### GIVEN RECORDS

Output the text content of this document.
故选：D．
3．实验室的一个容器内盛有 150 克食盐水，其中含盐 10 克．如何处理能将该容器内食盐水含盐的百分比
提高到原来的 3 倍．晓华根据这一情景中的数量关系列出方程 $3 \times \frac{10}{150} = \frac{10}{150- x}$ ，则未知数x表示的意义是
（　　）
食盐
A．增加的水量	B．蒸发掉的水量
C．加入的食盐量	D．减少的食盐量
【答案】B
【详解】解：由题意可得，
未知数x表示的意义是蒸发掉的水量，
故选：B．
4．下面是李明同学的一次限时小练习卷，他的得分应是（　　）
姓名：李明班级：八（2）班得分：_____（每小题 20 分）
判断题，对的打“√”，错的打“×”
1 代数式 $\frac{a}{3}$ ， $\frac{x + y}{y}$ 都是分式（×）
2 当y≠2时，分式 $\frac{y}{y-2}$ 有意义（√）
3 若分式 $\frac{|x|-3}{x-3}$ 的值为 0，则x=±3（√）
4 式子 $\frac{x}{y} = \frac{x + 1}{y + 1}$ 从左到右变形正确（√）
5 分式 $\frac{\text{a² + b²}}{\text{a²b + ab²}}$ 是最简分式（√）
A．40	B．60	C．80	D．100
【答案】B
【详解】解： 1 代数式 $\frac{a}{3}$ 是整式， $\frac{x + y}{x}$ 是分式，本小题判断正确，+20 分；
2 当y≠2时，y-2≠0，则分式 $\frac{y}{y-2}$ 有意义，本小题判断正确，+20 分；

######

TASK STATEMENT » Tally up the lines with the word "frac" in them, and answer with that number by itself.

THE OUTPUT » 8